(Coordinate annotation records)

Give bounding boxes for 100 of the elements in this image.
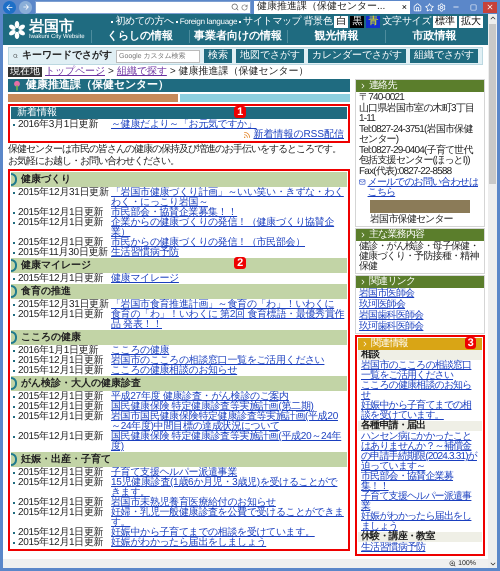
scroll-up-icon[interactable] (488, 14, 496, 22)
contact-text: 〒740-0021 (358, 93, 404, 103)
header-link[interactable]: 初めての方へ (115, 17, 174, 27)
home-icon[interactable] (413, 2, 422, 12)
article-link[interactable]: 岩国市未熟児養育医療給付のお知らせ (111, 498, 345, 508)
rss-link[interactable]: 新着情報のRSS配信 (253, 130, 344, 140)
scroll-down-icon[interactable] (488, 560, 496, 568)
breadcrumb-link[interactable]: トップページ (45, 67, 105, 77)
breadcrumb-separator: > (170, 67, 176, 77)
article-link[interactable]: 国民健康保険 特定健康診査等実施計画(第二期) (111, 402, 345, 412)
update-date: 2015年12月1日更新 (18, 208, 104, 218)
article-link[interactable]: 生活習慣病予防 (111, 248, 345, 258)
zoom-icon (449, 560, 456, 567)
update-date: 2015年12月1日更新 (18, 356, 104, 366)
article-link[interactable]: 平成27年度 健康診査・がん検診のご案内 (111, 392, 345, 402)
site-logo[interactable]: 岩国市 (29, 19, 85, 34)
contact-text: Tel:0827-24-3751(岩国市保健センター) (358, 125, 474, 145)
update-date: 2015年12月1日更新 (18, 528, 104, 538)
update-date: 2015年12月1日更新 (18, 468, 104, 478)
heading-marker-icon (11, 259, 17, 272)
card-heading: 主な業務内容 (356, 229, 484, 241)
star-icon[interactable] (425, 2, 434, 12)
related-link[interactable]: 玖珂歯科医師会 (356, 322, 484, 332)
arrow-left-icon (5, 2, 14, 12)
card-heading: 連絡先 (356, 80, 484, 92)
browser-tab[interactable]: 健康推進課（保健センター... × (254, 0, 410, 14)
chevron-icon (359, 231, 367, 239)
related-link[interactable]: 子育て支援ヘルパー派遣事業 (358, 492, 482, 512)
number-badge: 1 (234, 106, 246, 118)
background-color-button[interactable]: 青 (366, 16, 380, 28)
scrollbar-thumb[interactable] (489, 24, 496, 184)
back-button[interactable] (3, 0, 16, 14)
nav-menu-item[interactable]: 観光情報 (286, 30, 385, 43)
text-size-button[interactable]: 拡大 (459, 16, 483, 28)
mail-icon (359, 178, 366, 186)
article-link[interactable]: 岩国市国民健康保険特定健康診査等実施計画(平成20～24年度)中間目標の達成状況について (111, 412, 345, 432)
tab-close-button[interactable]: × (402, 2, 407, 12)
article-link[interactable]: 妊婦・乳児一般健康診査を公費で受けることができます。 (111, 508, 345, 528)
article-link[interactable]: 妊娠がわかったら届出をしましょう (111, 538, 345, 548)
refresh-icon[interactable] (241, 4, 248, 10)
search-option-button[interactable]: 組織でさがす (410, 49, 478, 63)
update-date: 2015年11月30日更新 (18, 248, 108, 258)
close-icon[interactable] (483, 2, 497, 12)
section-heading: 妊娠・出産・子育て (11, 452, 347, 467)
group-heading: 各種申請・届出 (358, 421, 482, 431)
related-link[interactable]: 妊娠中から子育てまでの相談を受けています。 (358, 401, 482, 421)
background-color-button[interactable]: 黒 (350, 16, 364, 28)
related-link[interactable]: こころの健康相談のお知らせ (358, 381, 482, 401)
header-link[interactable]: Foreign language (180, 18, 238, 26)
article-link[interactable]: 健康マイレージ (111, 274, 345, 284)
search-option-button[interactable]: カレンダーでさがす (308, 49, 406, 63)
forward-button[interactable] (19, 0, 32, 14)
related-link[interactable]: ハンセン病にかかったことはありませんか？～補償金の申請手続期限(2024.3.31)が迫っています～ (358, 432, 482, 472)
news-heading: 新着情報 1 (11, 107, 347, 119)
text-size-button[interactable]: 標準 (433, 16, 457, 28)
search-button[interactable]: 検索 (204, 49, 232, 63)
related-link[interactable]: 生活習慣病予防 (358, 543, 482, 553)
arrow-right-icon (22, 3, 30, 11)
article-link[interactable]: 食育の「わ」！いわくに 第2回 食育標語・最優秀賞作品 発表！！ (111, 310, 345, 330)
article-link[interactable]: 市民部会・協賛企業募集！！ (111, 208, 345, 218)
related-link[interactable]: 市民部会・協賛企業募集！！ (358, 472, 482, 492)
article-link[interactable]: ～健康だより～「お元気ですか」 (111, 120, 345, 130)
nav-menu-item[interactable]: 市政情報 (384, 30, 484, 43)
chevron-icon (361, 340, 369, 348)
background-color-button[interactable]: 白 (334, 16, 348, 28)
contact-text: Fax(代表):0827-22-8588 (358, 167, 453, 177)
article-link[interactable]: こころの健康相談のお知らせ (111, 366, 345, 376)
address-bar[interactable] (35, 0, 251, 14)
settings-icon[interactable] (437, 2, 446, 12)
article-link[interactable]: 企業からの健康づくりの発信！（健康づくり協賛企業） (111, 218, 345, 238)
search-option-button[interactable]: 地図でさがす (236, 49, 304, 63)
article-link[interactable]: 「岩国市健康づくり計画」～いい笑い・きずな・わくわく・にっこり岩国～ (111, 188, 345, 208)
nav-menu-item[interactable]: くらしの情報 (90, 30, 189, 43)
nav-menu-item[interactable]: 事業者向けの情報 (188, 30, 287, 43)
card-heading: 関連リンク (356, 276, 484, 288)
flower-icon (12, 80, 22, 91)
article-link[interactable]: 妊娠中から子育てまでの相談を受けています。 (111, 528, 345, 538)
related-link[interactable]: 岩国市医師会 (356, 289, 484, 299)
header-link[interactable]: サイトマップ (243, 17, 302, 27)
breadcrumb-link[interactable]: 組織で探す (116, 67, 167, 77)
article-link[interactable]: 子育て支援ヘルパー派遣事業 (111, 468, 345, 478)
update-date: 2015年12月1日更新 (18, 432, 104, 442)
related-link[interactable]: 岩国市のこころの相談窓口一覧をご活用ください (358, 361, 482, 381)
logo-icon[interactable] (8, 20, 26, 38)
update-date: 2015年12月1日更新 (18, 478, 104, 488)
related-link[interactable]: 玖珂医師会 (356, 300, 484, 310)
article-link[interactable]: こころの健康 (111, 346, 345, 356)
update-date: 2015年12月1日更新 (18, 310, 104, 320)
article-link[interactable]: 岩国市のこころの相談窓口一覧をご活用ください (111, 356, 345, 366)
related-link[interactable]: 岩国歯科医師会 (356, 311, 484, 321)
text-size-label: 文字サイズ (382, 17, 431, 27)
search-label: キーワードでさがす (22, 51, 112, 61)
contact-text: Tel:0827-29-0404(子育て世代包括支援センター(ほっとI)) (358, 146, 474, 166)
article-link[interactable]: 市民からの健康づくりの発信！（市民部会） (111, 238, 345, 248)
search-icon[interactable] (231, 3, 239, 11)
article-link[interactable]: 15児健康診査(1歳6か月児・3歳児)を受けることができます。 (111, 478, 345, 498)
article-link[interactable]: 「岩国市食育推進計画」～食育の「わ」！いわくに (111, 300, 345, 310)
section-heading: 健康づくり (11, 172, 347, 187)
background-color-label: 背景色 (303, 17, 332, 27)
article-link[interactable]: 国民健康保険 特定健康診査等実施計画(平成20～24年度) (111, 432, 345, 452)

• **Challenge**
Format the stretch of the records from the line containing "scroll-up-icon[interactable] (488, 14, 496, 22)" through the line containing "scroll-down-icon[interactable] (488, 560, 496, 568)" as a Markdown table with the columns Row and Line. Number each row, include both end lines, and omit blank lines.

• **Output below**
| Row | Line |
|---|---|
| 1 | scroll-up-icon[interactable] (488, 14, 496, 22) |
| 2 | contact-text: 〒740-0021 (358, 93, 404, 103) |
| 3 | header-link[interactable]: 初めての方へ (115, 17, 174, 27) |
| 4 | home-icon[interactable] (413, 2, 422, 12) |
| 5 | article-link[interactable]: 岩国市未熟児養育医療給付のお知らせ (111, 498, 345, 508) |
| 6 | rss-link[interactable]: 新着情報のRSS配信 (253, 130, 344, 140) |
| 7 | scroll-down-icon[interactable] (488, 560, 496, 568) |